● **What you are asked to do**:
Every line below that mentions the word "Exercice" should be copied out.

Data entries:
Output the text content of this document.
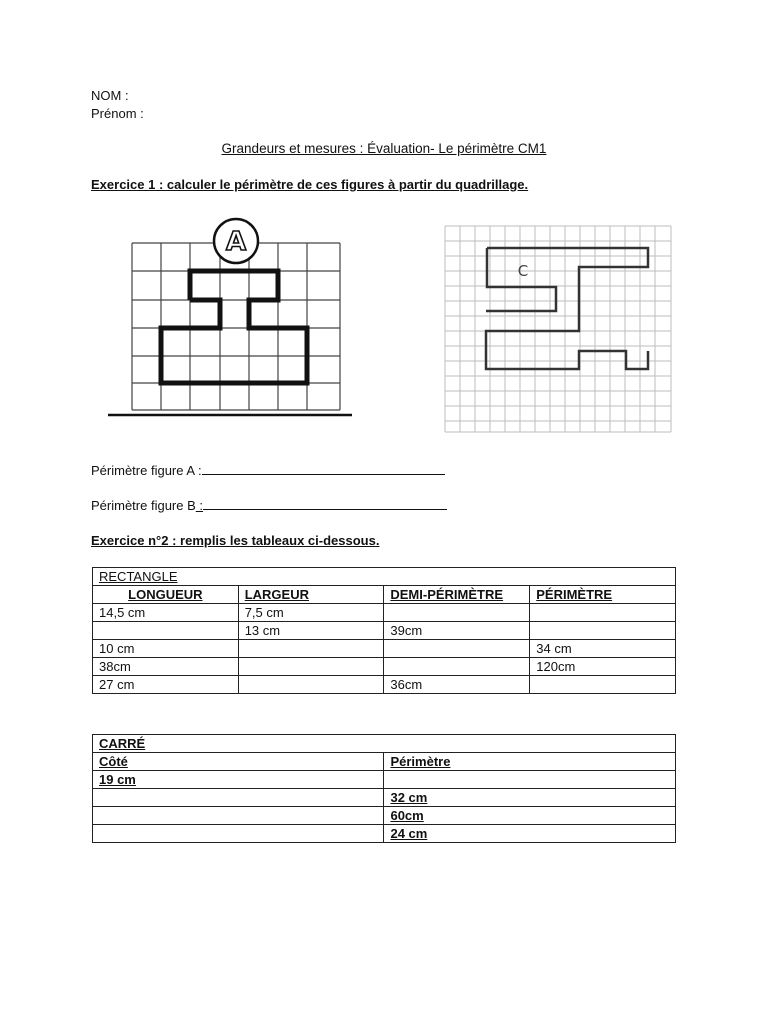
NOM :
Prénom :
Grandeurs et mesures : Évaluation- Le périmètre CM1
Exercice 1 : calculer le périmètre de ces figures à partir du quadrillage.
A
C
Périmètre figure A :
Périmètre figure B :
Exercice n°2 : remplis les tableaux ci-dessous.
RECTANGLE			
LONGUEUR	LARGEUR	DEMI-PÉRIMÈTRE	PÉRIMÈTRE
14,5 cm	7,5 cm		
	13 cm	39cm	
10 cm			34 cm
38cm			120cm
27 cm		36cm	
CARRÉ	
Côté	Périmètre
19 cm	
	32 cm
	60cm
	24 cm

● **Written response**:
Exercice 1 : calculer le périmètre de ces figures à partir du quadrillage.
Exercice n°2 : remplis les tableaux ci-dessous.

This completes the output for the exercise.